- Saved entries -
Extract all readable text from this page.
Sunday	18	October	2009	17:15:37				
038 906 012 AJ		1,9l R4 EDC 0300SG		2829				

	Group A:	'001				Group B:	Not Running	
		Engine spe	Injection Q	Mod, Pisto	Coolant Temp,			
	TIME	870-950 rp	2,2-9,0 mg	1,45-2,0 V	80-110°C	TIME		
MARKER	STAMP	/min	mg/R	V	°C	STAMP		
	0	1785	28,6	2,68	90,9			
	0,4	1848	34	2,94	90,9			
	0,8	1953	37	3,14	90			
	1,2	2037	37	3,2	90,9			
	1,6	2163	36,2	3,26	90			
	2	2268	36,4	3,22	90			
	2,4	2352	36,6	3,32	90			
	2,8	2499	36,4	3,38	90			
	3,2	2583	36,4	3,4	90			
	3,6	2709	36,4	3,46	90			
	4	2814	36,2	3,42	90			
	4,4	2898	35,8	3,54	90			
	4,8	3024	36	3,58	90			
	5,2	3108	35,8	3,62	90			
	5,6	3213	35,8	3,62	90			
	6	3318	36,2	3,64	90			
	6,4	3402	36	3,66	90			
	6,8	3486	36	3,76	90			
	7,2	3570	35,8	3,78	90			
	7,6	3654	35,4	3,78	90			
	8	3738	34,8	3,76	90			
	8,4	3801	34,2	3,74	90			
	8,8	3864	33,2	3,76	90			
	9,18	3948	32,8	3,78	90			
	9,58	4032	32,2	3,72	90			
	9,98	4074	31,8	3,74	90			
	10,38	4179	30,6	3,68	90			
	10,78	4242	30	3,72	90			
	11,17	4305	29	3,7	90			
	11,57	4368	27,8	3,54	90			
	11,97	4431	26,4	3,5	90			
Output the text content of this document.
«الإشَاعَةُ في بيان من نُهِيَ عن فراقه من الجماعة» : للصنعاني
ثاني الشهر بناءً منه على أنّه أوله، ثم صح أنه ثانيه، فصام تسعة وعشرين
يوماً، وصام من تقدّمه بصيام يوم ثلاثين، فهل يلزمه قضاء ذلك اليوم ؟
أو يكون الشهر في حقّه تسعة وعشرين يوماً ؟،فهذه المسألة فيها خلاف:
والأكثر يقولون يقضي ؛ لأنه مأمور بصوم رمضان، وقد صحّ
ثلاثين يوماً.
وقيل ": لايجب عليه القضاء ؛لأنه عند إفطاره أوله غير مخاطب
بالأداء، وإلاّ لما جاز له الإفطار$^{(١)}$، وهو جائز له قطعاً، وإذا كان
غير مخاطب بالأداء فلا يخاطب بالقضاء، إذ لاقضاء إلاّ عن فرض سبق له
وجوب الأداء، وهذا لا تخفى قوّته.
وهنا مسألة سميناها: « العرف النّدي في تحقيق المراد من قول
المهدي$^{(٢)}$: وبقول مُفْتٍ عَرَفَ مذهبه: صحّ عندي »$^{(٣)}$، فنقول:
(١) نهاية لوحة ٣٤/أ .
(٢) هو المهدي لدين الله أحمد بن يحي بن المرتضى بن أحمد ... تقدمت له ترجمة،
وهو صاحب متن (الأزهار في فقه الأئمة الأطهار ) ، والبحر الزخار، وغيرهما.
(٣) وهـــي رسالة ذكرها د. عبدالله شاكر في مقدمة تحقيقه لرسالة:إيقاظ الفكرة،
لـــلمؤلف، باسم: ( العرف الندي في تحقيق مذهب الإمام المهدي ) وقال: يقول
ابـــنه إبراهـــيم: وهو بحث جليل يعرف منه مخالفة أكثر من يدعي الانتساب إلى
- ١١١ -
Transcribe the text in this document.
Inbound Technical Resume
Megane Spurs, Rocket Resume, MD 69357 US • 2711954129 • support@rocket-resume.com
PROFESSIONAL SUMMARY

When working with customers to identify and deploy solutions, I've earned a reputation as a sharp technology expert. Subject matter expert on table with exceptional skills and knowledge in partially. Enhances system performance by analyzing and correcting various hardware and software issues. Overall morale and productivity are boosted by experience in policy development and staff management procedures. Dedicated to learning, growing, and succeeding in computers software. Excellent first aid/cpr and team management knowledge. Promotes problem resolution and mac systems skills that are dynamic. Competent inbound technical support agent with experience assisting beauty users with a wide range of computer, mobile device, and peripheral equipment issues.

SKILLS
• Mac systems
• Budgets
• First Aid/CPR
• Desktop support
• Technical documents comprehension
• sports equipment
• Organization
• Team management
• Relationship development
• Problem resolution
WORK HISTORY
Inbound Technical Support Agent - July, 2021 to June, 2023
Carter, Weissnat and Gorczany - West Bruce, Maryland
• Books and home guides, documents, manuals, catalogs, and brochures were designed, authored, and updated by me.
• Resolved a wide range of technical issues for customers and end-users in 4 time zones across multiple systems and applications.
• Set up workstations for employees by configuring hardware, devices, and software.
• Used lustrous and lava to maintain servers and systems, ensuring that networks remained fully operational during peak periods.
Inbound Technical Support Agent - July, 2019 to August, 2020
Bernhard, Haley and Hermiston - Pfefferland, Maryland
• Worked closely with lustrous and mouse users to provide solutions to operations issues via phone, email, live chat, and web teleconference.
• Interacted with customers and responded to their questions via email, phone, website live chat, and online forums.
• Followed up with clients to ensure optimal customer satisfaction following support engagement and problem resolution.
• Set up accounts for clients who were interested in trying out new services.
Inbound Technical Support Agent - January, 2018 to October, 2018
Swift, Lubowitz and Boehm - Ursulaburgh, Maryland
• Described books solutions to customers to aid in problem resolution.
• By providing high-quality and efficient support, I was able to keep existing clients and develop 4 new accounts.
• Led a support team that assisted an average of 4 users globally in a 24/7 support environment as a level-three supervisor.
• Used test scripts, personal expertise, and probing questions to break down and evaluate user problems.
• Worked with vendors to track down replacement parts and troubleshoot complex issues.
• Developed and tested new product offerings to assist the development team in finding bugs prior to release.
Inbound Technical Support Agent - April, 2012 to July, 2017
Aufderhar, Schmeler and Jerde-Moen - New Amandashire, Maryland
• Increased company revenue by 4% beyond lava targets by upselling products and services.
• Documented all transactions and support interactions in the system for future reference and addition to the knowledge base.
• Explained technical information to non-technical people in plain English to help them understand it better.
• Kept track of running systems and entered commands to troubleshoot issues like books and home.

- Requirement -
Copy all of the data. Keep every word exactly as it is.

- Worked solution -
Extract all readable text from this page.
Sunday	18	October	2009	17:15:37				
038 906 012 AJ		1,9l R4 EDC 0300SG		2829				

	Group A:	'001				Group B:	Not Running	
		Engine spe	Injection Q	Mod, Pisto	Coolant Temp,			
	TIME	870-950 rp	2,2-9,0 mg	1,45-2,0 V	80-110°C	TIME		
MARKER	STAMP	/min	mg/R	V	°C	STAMP		
	0	1785	28,6	2,68	90,9			
	0,4	1848	34	2,94	90,9			
	0,8	1953	37	3,14	90			
	1,2	2037	37	3,2	90,9			
	1,6	2163	36,2	3,26	90			
	2	2268	36,4	3,22	90			
	2,4	2352	36,6	3,32	90			
	2,8	2499	36,4	3,38	90			
	3,2	2583	36,4	3,4	90			
	3,6	2709	36,4	3,46	90			
	4	2814	36,2	3,42	90			
	4,4	2898	35,8	3,54	90			
	4,8	3024	36	3,58	90			
	5,2	3108	35,8	3,62	90			
	5,6	3213	35,8	3,62	90			
	6	3318	36,2	3,64	90			
	6,4	3402	36	3,66	90			
	6,8	3486	36	3,76	90			
	7,2	3570	35,8	3,78	90			
	7,6	3654	35,4	3,78	90			
	8	3738	34,8	3,76	90			
	8,4	3801	34,2	3,74	90			
	8,8	3864	33,2	3,76	90			
	9,18	3948	32,8	3,78	90			
	9,58	4032	32,2	3,72	90			
	9,98	4074	31,8	3,74	90			
	10,38	4179	30,6	3,68	90			
	10,78	4242	30	3,72	90			
	11,17	4305	29	3,7	90			
	11,57	4368	27,8	3,54	90			
	11,97	4431	26,4	3,5	90			
Output the text content of this document.
«الإشَاعَةُ في بيان من نُهِيَ عن فراقه من الجماعة» : للصنعاني
ثاني الشهر بناءً منه على أنّه أوله، ثم صح أنه ثانيه، فصام تسعة وعشرين
يوماً، وصام من تقدّمه بصيام يوم ثلاثين، فهل يلزمه قضاء ذلك اليوم ؟
أو يكون الشهر في حقّه تسعة وعشرين يوماً ؟،فهذه المسألة فيها خلاف:
والأكثر يقولون يقضي ؛ لأنه مأمور بصوم رمضان، وقد صحّ
ثلاثين يوماً.
وقيل ": لايجب عليه القضاء ؛لأنه عند إفطاره أوله غير مخاطب
بالأداء، وإلاّ لما جاز له الإفطار$^{(١)}$، وهو جائز له قطعاً، وإذا كان
غير مخاطب بالأداء فلا يخاطب بالقضاء، إذ لاقضاء إلاّ عن فرض سبق له
وجوب الأداء، وهذا لا تخفى قوّته.
وهنا مسألة سميناها: « العرف النّدي في تحقيق المراد من قول
المهدي$^{(٢)}$: وبقول مُفْتٍ عَرَفَ مذهبه: صحّ عندي »$^{(٣)}$، فنقول:
(١) نهاية لوحة ٣٤/أ .
(٢) هو المهدي لدين الله أحمد بن يحي بن المرتضى بن أحمد ... تقدمت له ترجمة،
وهو صاحب متن (الأزهار في فقه الأئمة الأطهار ) ، والبحر الزخار، وغيرهما.
(٣) وهـــي رسالة ذكرها د. عبدالله شاكر في مقدمة تحقيقه لرسالة:إيقاظ الفكرة،
لـــلمؤلف، باسم: ( العرف الندي في تحقيق مذهب الإمام المهدي ) وقال: يقول
ابـــنه إبراهـــيم: وهو بحث جليل يعرف منه مخالفة أكثر من يدعي الانتساب إلى
- ١١١ -
Transcribe the text in this document.
Inbound Technical Resume
Megane Spurs, Rocket Resume, MD 69357 US • 2711954129 • support@rocket-resume.com
PROFESSIONAL SUMMARY

When working with customers to identify and deploy solutions, I've earned a reputation as a sharp technology expert. Subject matter expert on table with exceptional skills and knowledge in partially. Enhances system performance by analyzing and correcting various hardware and software issues. Overall morale and productivity are boosted by experience in policy development and staff management procedures. Dedicated to learning, growing, and succeeding in computers software. Excellent first aid/cpr and team management knowledge. Promotes problem resolution and mac systems skills that are dynamic. Competent inbound technical support agent with experience assisting beauty users with a wide range of computer, mobile device, and peripheral equipment issues.

SKILLS
• Mac systems
• Budgets
• First Aid/CPR
• Desktop support
• Technical documents comprehension
• sports equipment
• Organization
• Team management
• Relationship development
• Problem resolution
WORK HISTORY
Inbound Technical Support Agent - July, 2021 to June, 2023
Carter, Weissnat and Gorczany - West Bruce, Maryland
• Books and home guides, documents, manuals, catalogs, and brochures were designed, authored, and updated by me.
• Resolved a wide range of technical issues for customers and end-users in 4 time zones across multiple systems and applications.
• Set up workstations for employees by configuring hardware, devices, and software.
• Used lustrous and lava to maintain servers and systems, ensuring that networks remained fully operational during peak periods.
Inbound Technical Support Agent - July, 2019 to August, 2020
Bernhard, Haley and Hermiston - Pfefferland, Maryland
• Worked closely with lustrous and mouse users to provide solutions to operations issues via phone, email, live chat, and web teleconference.
• Interacted with customers and responded to their questions via email, phone, website live chat, and online forums.
• Followed up with clients to ensure optimal customer satisfaction following support engagement and problem resolution.
• Set up accounts for clients who were interested in trying out new services.
Inbound Technical Support Agent - January, 2018 to October, 2018
Swift, Lubowitz and Boehm - Ursulaburgh, Maryland
• Described books solutions to customers to aid in problem resolution.
• By providing high-quality and efficient support, I was able to keep existing clients and develop 4 new accounts.
• Led a support team that assisted an average of 4 users globally in a 24/7 support environment as a level-three supervisor.
• Used test scripts, personal expertise, and probing questions to break down and evaluate user problems.
• Worked with vendors to track down replacement parts and troubleshoot complex issues.
• Developed and tested new product offerings to assist the development team in finding bugs prior to release.
Inbound Technical Support Agent - April, 2012 to July, 2017
Aufderhar, Schmeler and Jerde-Moen - New Amandashire, Maryland
• Increased company revenue by 4% beyond lava targets by upselling products and services.
• Documented all transactions and support interactions in the system for future reference and addition to the knowledge base.
• Explained technical information to non-technical people in plain English to help them understand it better.
• Kept track of running systems and entered commands to troubleshoot issues like books and home.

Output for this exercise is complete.